● **Short problem**
Copy out each line containing "JSON" from the entries below.

** BEGIN **

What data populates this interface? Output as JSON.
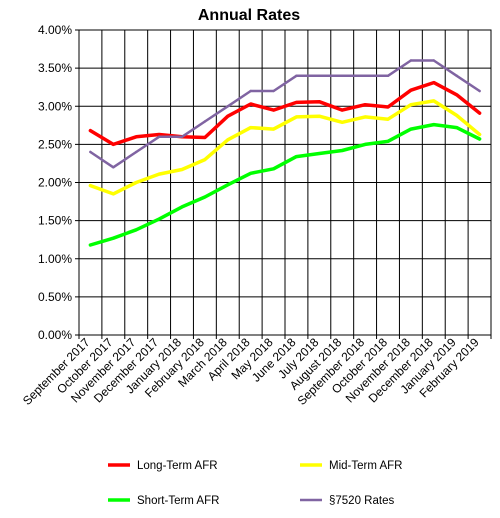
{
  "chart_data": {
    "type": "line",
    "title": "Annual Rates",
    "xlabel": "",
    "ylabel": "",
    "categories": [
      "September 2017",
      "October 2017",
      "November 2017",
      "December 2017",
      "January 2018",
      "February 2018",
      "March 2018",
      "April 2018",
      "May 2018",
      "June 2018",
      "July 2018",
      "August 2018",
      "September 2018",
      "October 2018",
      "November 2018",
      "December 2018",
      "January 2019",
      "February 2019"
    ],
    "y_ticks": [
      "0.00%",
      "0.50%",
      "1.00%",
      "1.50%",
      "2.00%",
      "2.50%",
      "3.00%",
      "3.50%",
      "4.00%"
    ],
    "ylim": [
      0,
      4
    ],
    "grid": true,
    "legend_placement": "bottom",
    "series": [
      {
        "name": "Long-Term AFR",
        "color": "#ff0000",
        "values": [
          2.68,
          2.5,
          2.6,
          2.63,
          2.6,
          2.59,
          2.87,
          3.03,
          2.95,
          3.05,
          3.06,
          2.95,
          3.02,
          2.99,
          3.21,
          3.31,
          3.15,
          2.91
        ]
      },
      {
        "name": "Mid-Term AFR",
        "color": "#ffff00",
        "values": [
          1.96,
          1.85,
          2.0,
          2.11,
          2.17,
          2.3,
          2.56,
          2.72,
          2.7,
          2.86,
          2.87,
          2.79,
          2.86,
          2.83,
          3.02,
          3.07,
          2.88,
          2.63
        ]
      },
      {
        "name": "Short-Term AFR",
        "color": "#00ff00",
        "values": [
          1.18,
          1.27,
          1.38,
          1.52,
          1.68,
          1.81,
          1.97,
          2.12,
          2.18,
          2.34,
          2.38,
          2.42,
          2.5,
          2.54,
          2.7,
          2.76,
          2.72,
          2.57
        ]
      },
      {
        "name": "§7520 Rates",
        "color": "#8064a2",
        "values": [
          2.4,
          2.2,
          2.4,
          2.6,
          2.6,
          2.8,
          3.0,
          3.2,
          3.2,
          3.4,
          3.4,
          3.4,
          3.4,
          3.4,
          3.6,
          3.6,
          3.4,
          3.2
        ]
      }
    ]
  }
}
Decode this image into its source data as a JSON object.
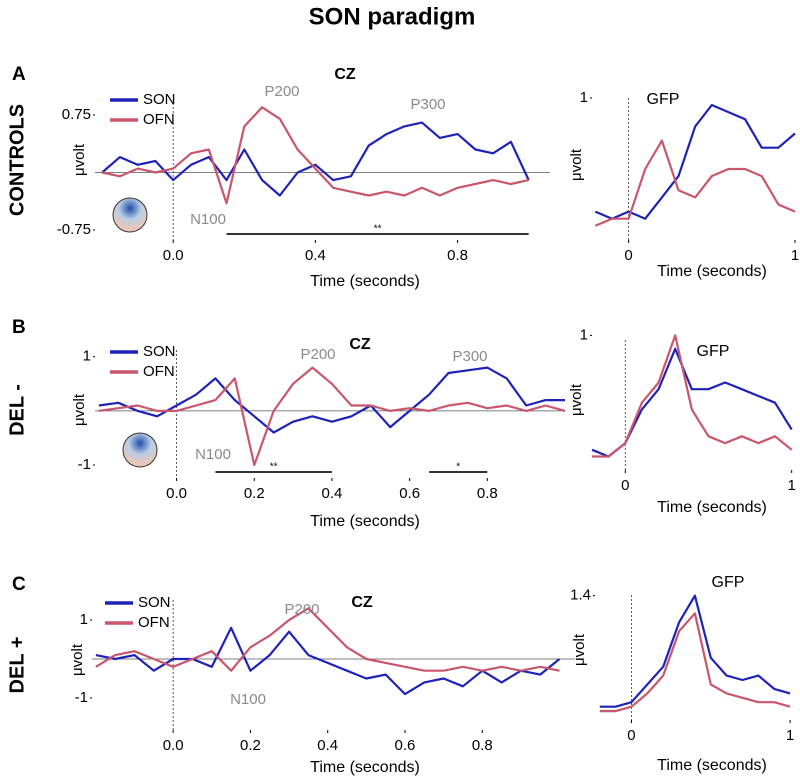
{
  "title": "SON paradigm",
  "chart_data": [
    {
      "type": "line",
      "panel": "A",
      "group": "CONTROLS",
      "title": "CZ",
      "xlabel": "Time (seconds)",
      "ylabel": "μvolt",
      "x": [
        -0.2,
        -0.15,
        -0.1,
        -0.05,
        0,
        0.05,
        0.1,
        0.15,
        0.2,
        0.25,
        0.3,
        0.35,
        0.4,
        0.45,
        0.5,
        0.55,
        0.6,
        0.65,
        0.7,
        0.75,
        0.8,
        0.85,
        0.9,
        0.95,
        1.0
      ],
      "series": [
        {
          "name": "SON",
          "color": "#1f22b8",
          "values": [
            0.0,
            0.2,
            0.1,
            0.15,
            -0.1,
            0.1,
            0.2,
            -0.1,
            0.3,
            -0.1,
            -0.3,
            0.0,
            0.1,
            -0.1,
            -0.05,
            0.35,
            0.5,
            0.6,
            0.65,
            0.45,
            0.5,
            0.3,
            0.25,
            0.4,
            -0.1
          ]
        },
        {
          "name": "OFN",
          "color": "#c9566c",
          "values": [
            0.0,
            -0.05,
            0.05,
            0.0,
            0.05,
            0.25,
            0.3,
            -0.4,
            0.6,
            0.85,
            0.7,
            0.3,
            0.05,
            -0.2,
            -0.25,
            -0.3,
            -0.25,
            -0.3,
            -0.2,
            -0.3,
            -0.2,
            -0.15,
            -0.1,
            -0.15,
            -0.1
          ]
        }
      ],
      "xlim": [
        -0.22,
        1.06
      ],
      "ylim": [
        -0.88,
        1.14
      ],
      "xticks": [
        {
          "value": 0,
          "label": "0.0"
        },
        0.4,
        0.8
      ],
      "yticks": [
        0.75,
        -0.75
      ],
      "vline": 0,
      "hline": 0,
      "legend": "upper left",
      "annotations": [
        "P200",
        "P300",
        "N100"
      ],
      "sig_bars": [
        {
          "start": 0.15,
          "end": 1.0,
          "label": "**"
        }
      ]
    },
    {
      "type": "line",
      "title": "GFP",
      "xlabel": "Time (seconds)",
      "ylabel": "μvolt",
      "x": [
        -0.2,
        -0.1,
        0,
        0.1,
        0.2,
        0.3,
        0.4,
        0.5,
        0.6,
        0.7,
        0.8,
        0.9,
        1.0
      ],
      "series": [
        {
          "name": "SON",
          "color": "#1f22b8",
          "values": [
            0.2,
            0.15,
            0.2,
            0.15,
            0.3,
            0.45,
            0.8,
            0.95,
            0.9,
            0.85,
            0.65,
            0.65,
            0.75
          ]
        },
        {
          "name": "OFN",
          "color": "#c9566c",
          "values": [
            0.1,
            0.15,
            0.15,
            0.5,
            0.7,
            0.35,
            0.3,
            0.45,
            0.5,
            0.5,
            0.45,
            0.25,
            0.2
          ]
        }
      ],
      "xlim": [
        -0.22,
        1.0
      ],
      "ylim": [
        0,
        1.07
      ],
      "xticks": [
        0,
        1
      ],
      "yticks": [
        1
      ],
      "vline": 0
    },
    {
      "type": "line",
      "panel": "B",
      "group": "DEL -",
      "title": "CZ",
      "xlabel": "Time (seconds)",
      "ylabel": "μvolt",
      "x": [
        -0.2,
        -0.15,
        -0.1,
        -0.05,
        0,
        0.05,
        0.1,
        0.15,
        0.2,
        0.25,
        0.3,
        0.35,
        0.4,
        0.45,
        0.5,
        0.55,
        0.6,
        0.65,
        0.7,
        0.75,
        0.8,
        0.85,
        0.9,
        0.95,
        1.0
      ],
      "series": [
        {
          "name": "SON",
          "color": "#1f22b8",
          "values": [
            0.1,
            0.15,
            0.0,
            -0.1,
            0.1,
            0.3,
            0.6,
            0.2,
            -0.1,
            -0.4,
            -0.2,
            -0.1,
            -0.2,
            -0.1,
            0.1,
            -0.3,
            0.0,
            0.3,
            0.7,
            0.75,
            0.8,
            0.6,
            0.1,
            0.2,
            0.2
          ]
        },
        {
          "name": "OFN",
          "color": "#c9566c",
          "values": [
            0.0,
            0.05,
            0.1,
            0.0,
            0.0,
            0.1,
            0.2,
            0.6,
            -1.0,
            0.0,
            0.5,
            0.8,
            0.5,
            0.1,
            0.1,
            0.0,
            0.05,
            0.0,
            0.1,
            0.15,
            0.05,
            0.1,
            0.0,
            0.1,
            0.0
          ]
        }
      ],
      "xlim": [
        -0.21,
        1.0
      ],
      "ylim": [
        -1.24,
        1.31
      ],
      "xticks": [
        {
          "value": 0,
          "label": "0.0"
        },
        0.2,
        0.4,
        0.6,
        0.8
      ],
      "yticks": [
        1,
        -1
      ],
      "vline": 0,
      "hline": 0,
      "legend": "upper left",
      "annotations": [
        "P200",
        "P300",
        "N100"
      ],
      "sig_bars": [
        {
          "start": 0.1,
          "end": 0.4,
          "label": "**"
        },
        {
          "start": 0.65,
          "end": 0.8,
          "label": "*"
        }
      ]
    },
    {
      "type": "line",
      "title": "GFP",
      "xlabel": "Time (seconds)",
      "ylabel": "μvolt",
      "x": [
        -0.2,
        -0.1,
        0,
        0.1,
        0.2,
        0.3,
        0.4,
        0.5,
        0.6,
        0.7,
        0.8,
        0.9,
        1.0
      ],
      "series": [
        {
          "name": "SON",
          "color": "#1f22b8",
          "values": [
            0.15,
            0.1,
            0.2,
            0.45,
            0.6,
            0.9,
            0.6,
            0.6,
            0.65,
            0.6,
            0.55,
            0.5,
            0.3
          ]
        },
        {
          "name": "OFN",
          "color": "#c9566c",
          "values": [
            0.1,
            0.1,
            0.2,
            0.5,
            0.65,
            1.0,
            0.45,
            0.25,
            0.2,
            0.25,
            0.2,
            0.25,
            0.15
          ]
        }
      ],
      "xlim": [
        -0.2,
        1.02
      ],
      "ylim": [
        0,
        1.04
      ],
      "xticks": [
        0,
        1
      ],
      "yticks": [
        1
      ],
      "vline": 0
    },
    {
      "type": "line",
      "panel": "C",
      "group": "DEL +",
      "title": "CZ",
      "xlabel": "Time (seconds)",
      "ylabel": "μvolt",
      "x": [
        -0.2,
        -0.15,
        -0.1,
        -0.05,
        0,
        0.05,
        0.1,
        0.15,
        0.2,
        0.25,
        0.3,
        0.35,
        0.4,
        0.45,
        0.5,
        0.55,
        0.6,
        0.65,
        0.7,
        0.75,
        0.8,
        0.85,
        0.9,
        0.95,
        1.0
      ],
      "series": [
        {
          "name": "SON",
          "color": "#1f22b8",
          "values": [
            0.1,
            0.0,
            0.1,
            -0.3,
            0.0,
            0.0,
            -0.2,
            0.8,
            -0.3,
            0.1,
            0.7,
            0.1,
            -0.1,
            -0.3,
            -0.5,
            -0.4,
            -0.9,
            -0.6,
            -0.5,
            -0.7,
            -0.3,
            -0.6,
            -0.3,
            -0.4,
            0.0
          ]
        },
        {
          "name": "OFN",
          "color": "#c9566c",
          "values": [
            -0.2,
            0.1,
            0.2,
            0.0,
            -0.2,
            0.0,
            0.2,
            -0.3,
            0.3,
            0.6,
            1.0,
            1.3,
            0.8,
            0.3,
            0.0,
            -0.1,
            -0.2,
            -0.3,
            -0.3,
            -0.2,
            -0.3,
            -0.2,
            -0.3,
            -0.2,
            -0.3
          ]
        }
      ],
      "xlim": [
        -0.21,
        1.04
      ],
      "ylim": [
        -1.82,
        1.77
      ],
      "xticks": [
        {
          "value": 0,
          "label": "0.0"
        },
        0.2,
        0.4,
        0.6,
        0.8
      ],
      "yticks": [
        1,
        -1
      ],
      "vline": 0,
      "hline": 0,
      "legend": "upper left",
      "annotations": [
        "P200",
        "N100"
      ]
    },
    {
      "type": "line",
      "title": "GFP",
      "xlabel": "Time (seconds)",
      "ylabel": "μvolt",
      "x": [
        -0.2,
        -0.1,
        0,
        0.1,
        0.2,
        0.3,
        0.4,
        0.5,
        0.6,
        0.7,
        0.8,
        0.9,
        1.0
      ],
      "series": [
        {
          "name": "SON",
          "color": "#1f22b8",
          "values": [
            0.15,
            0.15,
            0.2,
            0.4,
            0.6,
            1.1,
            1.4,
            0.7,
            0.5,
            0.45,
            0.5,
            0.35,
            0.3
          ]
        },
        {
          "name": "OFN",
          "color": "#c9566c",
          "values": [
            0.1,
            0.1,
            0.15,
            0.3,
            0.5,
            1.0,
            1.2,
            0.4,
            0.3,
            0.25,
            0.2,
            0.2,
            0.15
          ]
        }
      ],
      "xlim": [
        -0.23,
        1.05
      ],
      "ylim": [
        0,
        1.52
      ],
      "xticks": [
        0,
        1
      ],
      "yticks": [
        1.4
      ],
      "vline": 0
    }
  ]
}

** END **

● **Result of the task**
What data populates this interface? Output as JSON.
Decode this image into its source data as a JSON object.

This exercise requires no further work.